● **Task input**:
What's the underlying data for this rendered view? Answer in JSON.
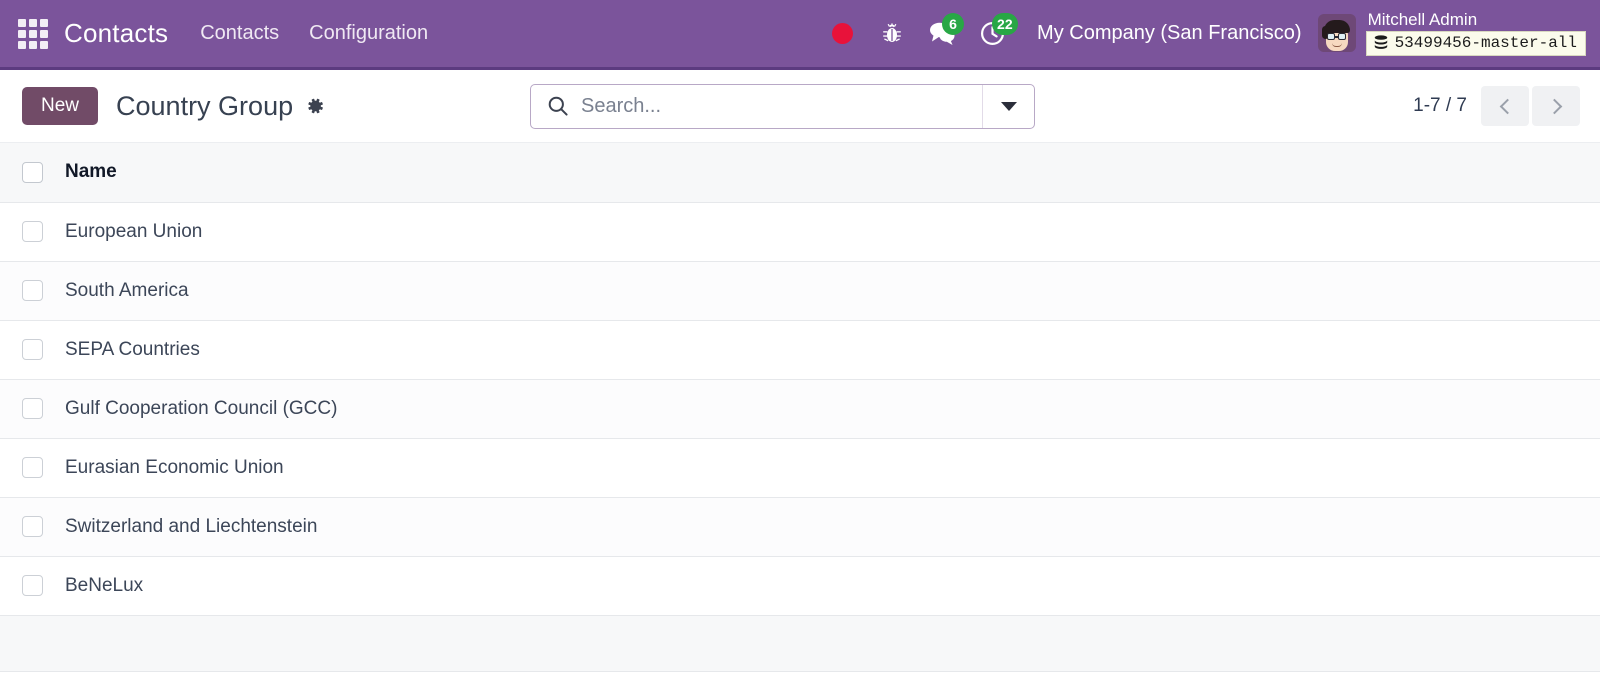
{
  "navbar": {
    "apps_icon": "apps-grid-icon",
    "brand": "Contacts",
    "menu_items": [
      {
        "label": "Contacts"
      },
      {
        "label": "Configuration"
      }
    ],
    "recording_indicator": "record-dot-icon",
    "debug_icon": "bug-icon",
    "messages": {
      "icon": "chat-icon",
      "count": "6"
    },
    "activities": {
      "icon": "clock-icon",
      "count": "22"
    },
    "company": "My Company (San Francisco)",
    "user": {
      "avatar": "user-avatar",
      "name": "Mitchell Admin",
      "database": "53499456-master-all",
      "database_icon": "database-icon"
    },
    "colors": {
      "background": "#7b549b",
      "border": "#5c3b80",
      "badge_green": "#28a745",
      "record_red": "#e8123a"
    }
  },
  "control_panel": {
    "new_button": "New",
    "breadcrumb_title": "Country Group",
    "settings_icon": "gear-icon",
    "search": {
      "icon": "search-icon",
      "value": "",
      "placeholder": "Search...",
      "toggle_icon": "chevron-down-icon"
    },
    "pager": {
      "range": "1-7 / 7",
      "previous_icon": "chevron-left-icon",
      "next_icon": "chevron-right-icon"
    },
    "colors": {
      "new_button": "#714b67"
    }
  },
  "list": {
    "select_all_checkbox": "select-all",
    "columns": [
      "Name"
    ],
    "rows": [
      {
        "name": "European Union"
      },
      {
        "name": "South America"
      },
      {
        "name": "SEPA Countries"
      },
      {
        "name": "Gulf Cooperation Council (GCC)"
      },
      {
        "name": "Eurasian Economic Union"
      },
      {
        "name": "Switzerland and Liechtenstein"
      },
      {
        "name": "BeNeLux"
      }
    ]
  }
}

● **Work required**: Using the listing above, return all lines where the word "icon" occurs.

● **Result for this task**:
    "apps_icon": "apps-grid-icon",
    "recording_indicator": "record-dot-icon",
    "debug_icon": "bug-icon",
      "icon": "chat-icon",
      "icon": "clock-icon",
      "database_icon": "database-icon"
    "settings_icon": "gear-icon",
      "icon": "search-icon",
      "toggle_icon": "chevron-down-icon"
      "previous_icon": "chevron-left-icon",
      "next_icon": "chevron-right-icon"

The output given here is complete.